Data items ::
--- Start ---

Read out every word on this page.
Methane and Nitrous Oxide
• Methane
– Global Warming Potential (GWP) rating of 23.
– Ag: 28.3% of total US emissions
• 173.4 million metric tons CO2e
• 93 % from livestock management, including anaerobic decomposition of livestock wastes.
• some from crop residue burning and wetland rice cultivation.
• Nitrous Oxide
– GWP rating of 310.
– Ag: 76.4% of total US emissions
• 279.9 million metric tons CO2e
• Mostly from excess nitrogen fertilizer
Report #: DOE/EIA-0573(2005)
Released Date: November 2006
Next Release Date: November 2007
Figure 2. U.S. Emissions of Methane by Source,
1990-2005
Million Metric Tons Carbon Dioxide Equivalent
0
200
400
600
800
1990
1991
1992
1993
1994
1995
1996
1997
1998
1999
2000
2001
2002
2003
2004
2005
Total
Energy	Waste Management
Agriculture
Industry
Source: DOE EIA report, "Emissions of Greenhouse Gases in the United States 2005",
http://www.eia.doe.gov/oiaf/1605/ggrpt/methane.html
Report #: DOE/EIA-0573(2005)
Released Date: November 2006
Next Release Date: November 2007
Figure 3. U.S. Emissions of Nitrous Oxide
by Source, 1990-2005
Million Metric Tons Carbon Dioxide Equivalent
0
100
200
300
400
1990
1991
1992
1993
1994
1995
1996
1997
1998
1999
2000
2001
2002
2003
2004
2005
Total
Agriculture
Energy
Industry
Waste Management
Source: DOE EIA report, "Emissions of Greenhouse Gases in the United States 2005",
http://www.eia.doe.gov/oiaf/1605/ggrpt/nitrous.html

--- End ---

Your task is to print all of the records exactly.

Read out every word on this page.
Methane and Nitrous Oxide
• Methane
– Global Warming Potential (GWP) rating of 23.
– Ag: 28.3% of total US emissions
• 173.4 million metric tons CO2e
• 93 % from livestock management, including anaerobic decomposition of livestock wastes.
• some from crop residue burning and wetland rice cultivation.
• Nitrous Oxide
– GWP rating of 310.
– Ag: 76.4% of total US emissions
• 279.9 million metric tons CO2e
• Mostly from excess nitrogen fertilizer
Report #: DOE/EIA-0573(2005)
Released Date: November 2006
Next Release Date: November 2007
Figure 2. U.S. Emissions of Methane by Source,
1990-2005
Million Metric Tons Carbon Dioxide Equivalent
0
200
400
600
800
1990
1991
1992
1993
1994
1995
1996
1997
1998
1999
2000
2001
2002
2003
2004
2005
Total
Energy	Waste Management
Agriculture
Industry
Source: DOE EIA report, "Emissions of Greenhouse Gases in the United States 2005",
http://www.eia.doe.gov/oiaf/1605/ggrpt/methane.html
Report #: DOE/EIA-0573(2005)
Released Date: November 2006
Next Release Date: November 2007
Figure 3. U.S. Emissions of Nitrous Oxide
by Source, 1990-2005
Million Metric Tons Carbon Dioxide Equivalent
0
100
200
300
400
1990
1991
1992
1993
1994
1995
1996
1997
1998
1999
2000
2001
2002
2003
2004
2005
Total
Agriculture
Energy
Industry
Waste Management
Source: DOE EIA report, "Emissions of Greenhouse Gases in the United States 2005",
http://www.eia.doe.gov/oiaf/1605/ggrpt/nitrous.html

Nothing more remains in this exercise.